▶ [Written task]: Transcribe the records below exactly as they appear.

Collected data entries
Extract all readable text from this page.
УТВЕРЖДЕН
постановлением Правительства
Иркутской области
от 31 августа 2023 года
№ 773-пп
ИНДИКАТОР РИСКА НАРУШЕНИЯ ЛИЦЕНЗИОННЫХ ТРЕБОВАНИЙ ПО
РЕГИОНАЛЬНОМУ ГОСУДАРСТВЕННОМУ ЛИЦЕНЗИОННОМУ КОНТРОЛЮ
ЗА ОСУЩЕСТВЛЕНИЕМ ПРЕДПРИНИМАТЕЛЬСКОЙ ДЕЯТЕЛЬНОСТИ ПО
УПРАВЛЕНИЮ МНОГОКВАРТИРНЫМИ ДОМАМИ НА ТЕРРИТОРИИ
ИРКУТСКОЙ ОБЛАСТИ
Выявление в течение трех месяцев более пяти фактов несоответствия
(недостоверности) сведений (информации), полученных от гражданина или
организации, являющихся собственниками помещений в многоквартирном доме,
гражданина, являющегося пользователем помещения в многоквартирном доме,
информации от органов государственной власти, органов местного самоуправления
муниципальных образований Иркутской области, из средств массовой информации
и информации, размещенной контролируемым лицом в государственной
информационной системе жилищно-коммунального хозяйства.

▶ [Exercise output]:
Extract all readable text from this page.
УТВЕРЖДЕН
постановлением Правительства
Иркутской области
от 31 августа 2023 года
№ 773-пп
ИНДИКАТОР РИСКА НАРУШЕНИЯ ЛИЦЕНЗИОННЫХ ТРЕБОВАНИЙ ПО
РЕГИОНАЛЬНОМУ ГОСУДАРСТВЕННОМУ ЛИЦЕНЗИОННОМУ КОНТРОЛЮ
ЗА ОСУЩЕСТВЛЕНИЕМ ПРЕДПРИНИМАТЕЛЬСКОЙ ДЕЯТЕЛЬНОСТИ ПО
УПРАВЛЕНИЮ МНОГОКВАРТИРНЫМИ ДОМАМИ НА ТЕРРИТОРИИ
ИРКУТСКОЙ ОБЛАСТИ
Выявление в течение трех месяцев более пяти фактов несоответствия
(недостоверности) сведений (информации), полученных от гражданина или
организации, являющихся собственниками помещений в многоквартирном доме,
гражданина, являющегося пользователем помещения в многоквартирном доме,
информации от органов государственной власти, органов местного самоуправления
муниципальных образований Иркутской области, из средств массовой информации
и информации, размещенной контролируемым лицом в государственной
информационной системе жилищно-коммунального хозяйства.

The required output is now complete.